#### Extracts from a graphics dataset

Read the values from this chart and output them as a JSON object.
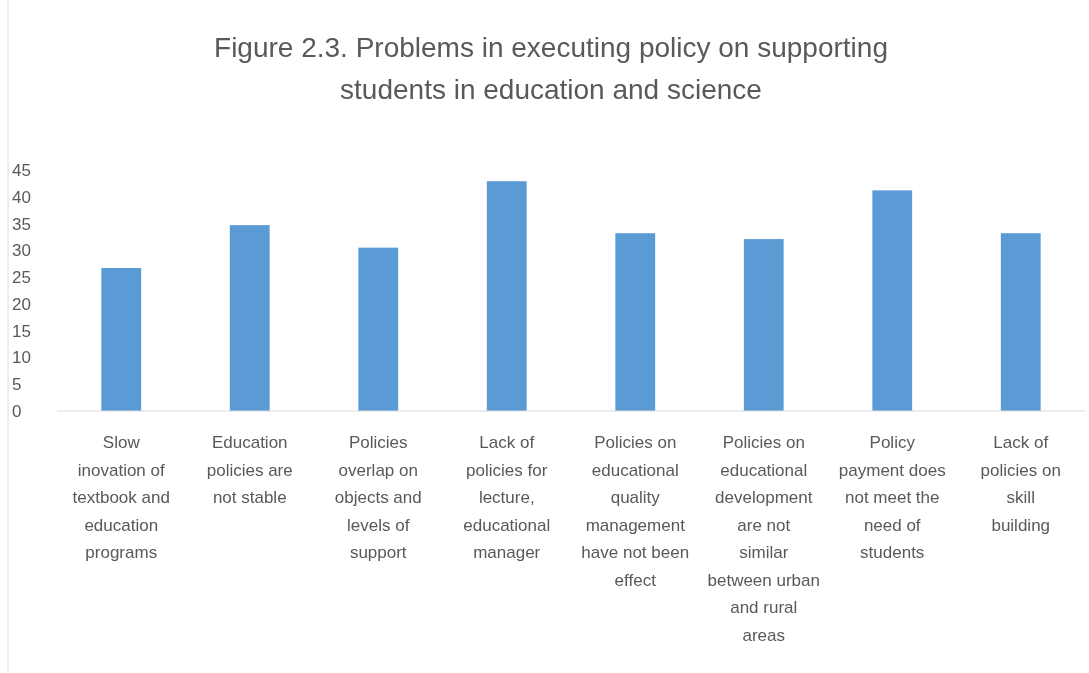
{
  "chart_data": {
    "type": "bar",
    "title": "Figure 2.3. Problems in executing policy on supporting students in education and science",
    "categories": [
      "Slow inovation of textbook and education programs",
      "Education policies are not stable",
      "Policies overlap on objects and levels of support",
      "Lack of policies for lecture, educational manager",
      "Policies on educational quality management have not been effect",
      "Policies on educational development are not similar between urban and rural areas",
      "Policy payment does not meet the need of students",
      "Lack of policies on skill building"
    ],
    "values": [
      26.7,
      34.7,
      30.5,
      42.9,
      33.2,
      32.1,
      41.2,
      33.2
    ],
    "color": "#5b9bd5",
    "ylim": [
      0,
      45
    ],
    "yticks": [
      0,
      5,
      10,
      15,
      20,
      25,
      30,
      35,
      40,
      45
    ],
    "grid": false
  }
}
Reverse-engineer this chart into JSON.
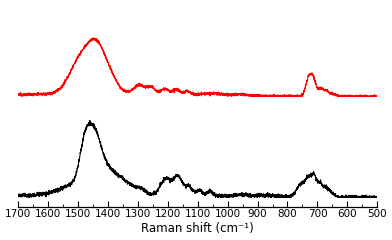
{
  "xlabel": "Raman shift (cm⁻¹)",
  "xlim": [
    1700,
    500
  ],
  "xticks": [
    1700,
    1600,
    1500,
    1400,
    1300,
    1200,
    1100,
    1000,
    900,
    800,
    700,
    600,
    500
  ],
  "red_color": "#ff0000",
  "black_color": "#000000",
  "background": "#ffffff",
  "linewidth": 0.75,
  "figsize": [
    3.92,
    2.4
  ],
  "dpi": 100
}
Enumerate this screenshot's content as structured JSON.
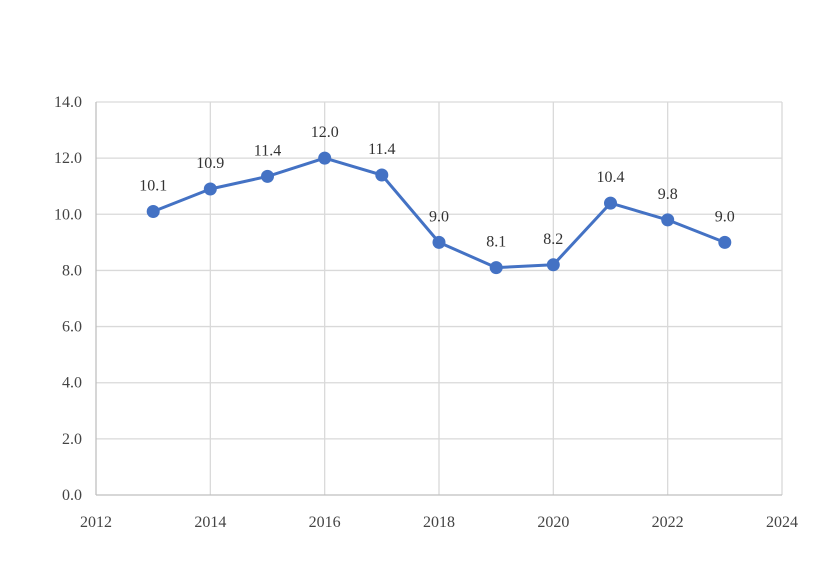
{
  "chart_data": {
    "type": "line",
    "title": "",
    "xlabel": "",
    "ylabel": "",
    "xlim": [
      2012,
      2024
    ],
    "ylim": [
      0,
      14
    ],
    "x_ticks": [
      2012,
      2014,
      2016,
      2018,
      2020,
      2022,
      2024
    ],
    "y_ticks": [
      0,
      2,
      4,
      6,
      8,
      10,
      12,
      14
    ],
    "x_tick_labels": [
      "2012",
      "2014",
      "2016",
      "2018",
      "2020",
      "2022",
      "2024"
    ],
    "y_tick_labels": [
      "0.0",
      "2.0",
      "4.0",
      "6.0",
      "8.0",
      "10.0",
      "12.0",
      "14.0"
    ],
    "grid": true,
    "legend": "none",
    "series": [
      {
        "color": "#4472c4",
        "x": [
          2013,
          2014,
          2015,
          2016,
          2017,
          2018,
          2019,
          2020,
          2021,
          2022,
          2023
        ],
        "values": [
          10.1,
          10.9,
          11.35,
          12.0,
          11.4,
          9.0,
          8.1,
          8.2,
          10.4,
          9.8,
          9.0
        ],
        "labels": [
          "10.1",
          "10.9",
          "11.4",
          "12.0",
          "11.4",
          "9.0",
          "8.1",
          "8.2",
          "10.4",
          "9.8",
          "9.0"
        ]
      }
    ]
  }
}
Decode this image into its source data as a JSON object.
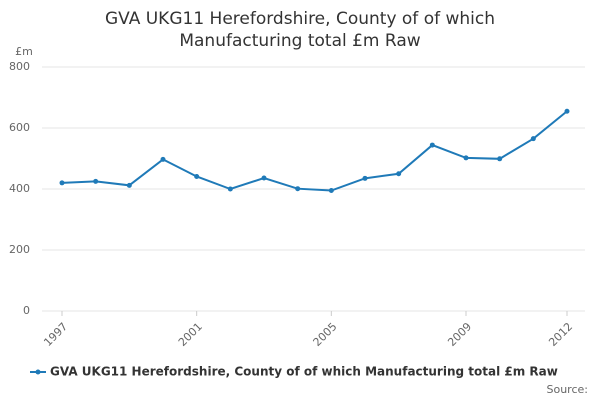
{
  "chart_data": {
    "type": "line",
    "title": "GVA UKG11 Herefordshire, County of of which Manufacturing total £m Raw",
    "y_label": "£m",
    "source": "Source:",
    "x": [
      1997,
      1998,
      1999,
      2000,
      2001,
      2002,
      2003,
      2004,
      2005,
      2006,
      2007,
      2008,
      2009,
      2010,
      2011,
      2012
    ],
    "series": [
      {
        "name": "GVA UKG11 Herefordshire, County of of which Manufacturing total £m Raw",
        "color": "#1f7ab8",
        "values": [
          420,
          425,
          412,
          497,
          441,
          400,
          436,
          401,
          395,
          435,
          450,
          544,
          502,
          499,
          565,
          655
        ]
      }
    ],
    "xlim": [
      1997,
      2012
    ],
    "xticks": [
      1997,
      2001,
      2005,
      2009,
      2012
    ],
    "ylim": [
      0,
      800
    ],
    "yticks": [
      0,
      200,
      400,
      600,
      800
    ],
    "grid": true
  }
}
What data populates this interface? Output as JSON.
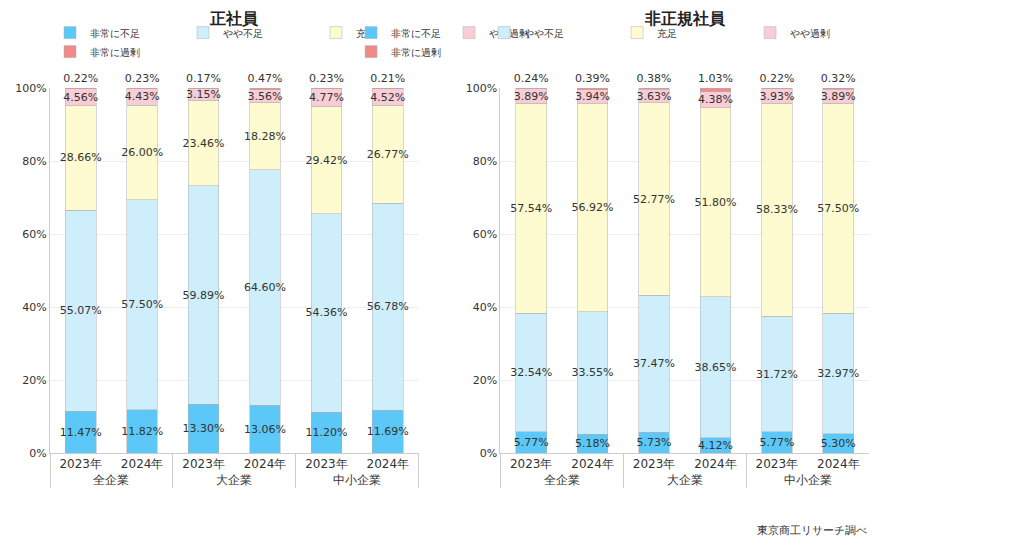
{
  "chart_data": [
    {
      "type": "bar",
      "title": "正社員",
      "categories": [
        [
          "全企業",
          "2023年"
        ],
        [
          "全企業",
          "2024年"
        ],
        [
          "大企業",
          "2023年"
        ],
        [
          "大企業",
          "2024年"
        ],
        [
          "中小企業",
          "2023年"
        ],
        [
          "中小企業",
          "2024年"
        ]
      ],
      "series": [
        {
          "name": "非常に不足",
          "color": "#5bc8f7",
          "values": [
            11.47,
            11.82,
            13.3,
            13.06,
            11.2,
            11.69
          ],
          "value_labels": [
            "11.47%",
            "11.82%",
            "13.30%",
            "13.06%",
            "11.20%",
            "11.69%"
          ]
        },
        {
          "name": "やや不足",
          "color": "#cfeefc",
          "values": [
            55.07,
            57.5,
            59.89,
            64.6,
            54.36,
            56.78
          ],
          "value_labels": [
            "55.07%",
            "57.50%",
            "59.89%",
            "64.60%",
            "54.36%",
            "56.78%"
          ]
        },
        {
          "name": "充足",
          "color": "#fdfbcf",
          "values": [
            28.66,
            26.0,
            23.46,
            18.28,
            29.42,
            26.77
          ],
          "value_labels": [
            "28.66%",
            "26.00%",
            "23.46%",
            "18.28%",
            "29.42%",
            "26.77%"
          ]
        },
        {
          "name": "やや過剰",
          "color": "#f9cdd6",
          "values": [
            4.56,
            4.43,
            3.15,
            3.56,
            4.77,
            4.52
          ],
          "value_labels": [
            "4.56%",
            "4.43%",
            "3.15%",
            "3.56%",
            "4.77%",
            "4.52%"
          ]
        },
        {
          "name": "非常に過剰",
          "color": "#f08a8a",
          "values": [
            0.22,
            0.23,
            0.17,
            0.47,
            0.23,
            0.21
          ],
          "value_labels": [
            "0.22%",
            "0.23%",
            "0.17%",
            "0.47%",
            "0.23%",
            "0.21%"
          ]
        }
      ],
      "ylim": [
        0,
        100
      ],
      "yticks": [
        {
          "value": 0,
          "label": "0%"
        },
        {
          "value": 20,
          "label": "20%"
        },
        {
          "value": 40,
          "label": "40%"
        },
        {
          "value": 60,
          "label": "60%"
        },
        {
          "value": 80,
          "label": "80%"
        },
        {
          "value": 100,
          "label": "100%"
        }
      ],
      "stacked": true,
      "data_labels": true,
      "grid": true,
      "legend": "top"
    },
    {
      "type": "bar",
      "title": "非正規社員",
      "categories": [
        [
          "全企業",
          "2023年"
        ],
        [
          "全企業",
          "2024年"
        ],
        [
          "大企業",
          "2023年"
        ],
        [
          "大企業",
          "2024年"
        ],
        [
          "中小企業",
          "2023年"
        ],
        [
          "中小企業",
          "2024年"
        ]
      ],
      "series": [
        {
          "name": "非常に不足",
          "color": "#5bc8f7",
          "values": [
            5.77,
            5.18,
            5.73,
            4.12,
            5.77,
            5.3
          ],
          "value_labels": [
            "5.77%",
            "5.18%",
            "5.73%",
            "4.12%",
            "5.77%",
            "5.30%"
          ]
        },
        {
          "name": "やや不足",
          "color": "#cfeefc",
          "values": [
            32.54,
            33.55,
            37.47,
            38.65,
            31.72,
            32.97
          ],
          "value_labels": [
            "32.54%",
            "33.55%",
            "37.47%",
            "38.65%",
            "31.72%",
            "32.97%"
          ]
        },
        {
          "name": "充足",
          "color": "#fdfbcf",
          "values": [
            57.54,
            56.92,
            52.77,
            51.8,
            58.33,
            57.5
          ],
          "value_labels": [
            "57.54%",
            "56.92%",
            "52.77%",
            "51.80%",
            "58.33%",
            "57.50%"
          ]
        },
        {
          "name": "やや過剰",
          "color": "#f9cdd6",
          "values": [
            3.89,
            3.94,
            3.63,
            4.38,
            3.93,
            3.89
          ],
          "value_labels": [
            "3.89%",
            "3.94%",
            "3.63%",
            "4.38%",
            "3.93%",
            "3.89%"
          ]
        },
        {
          "name": "非常に過剰",
          "color": "#f08a8a",
          "values": [
            0.24,
            0.39,
            0.38,
            1.03,
            0.22,
            0.32
          ],
          "value_labels": [
            "0.24%",
            "0.39%",
            "0.38%",
            "1.03%",
            "0.22%",
            "0.32%"
          ]
        }
      ],
      "ylim": [
        0,
        100
      ],
      "yticks": [
        {
          "value": 0,
          "label": "0%"
        },
        {
          "value": 20,
          "label": "20%"
        },
        {
          "value": 40,
          "label": "40%"
        },
        {
          "value": 60,
          "label": "60%"
        },
        {
          "value": 80,
          "label": "80%"
        },
        {
          "value": 100,
          "label": "100%"
        }
      ],
      "stacked": true,
      "data_labels": true,
      "grid": true,
      "legend": "top"
    }
  ],
  "source": "東京商工リサーチ調べ"
}
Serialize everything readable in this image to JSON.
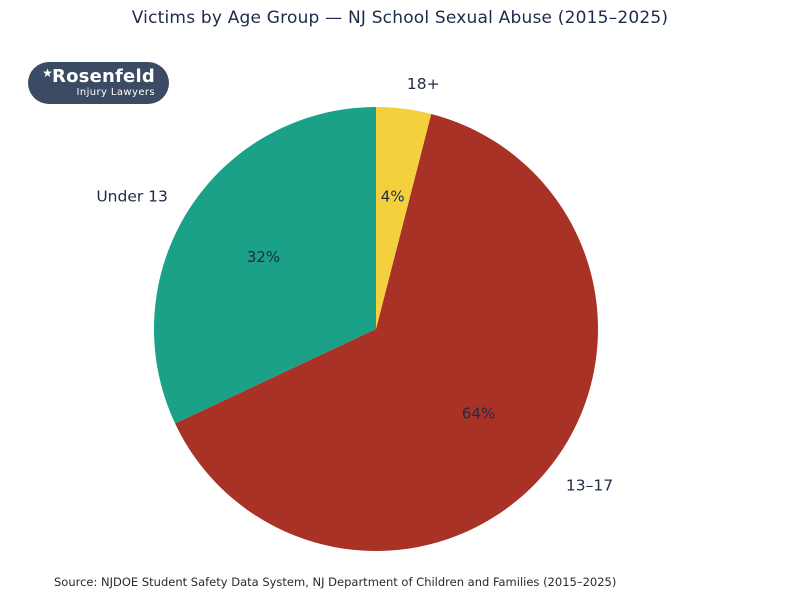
{
  "title": "Victims by Age Group — NJ School Sexual Abuse (2015–2025)",
  "logo": {
    "star": "★",
    "brand": "Rosenfeld",
    "tagline": "Injury Lawyers",
    "pill_color": "#3c4b64",
    "text_color": "#ffffff"
  },
  "source": "Source: NJDOE Student Safety Data System, NJ Department of Children and Families (2015–2025)",
  "chart_data": {
    "type": "pie",
    "title": "Victims by Age Group — NJ School Sexual Abuse (2015–2025)",
    "categories": [
      "Under 13",
      "13–17",
      "18+"
    ],
    "values": [
      32,
      64,
      4
    ],
    "percent_labels": [
      "32%",
      "64%",
      "4%"
    ],
    "colors": [
      "#1aa188",
      "#a93226",
      "#f4d03f"
    ],
    "label_color": "#1d2b45",
    "start_angle_deg": 90,
    "direction": "counterclockwise",
    "legend": "none",
    "source": "Source: NJDOE Student Safety Data System, NJ Department of Children and Families (2015–2025)"
  }
}
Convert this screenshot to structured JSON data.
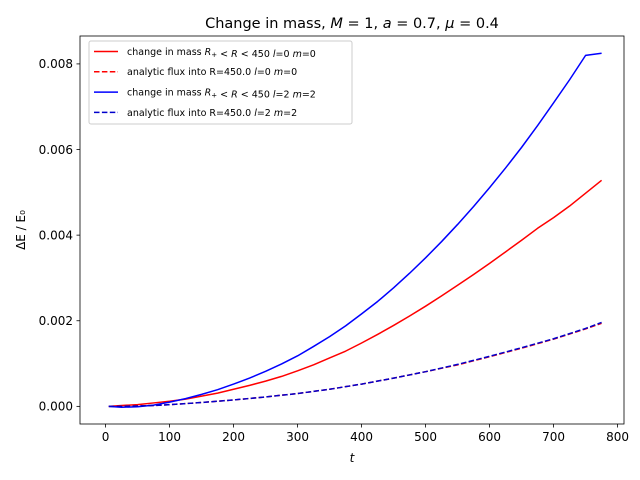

#### Written task
Report how many lines of the listing above include the word "image". Say nothing but the number.

#### Response to this task
2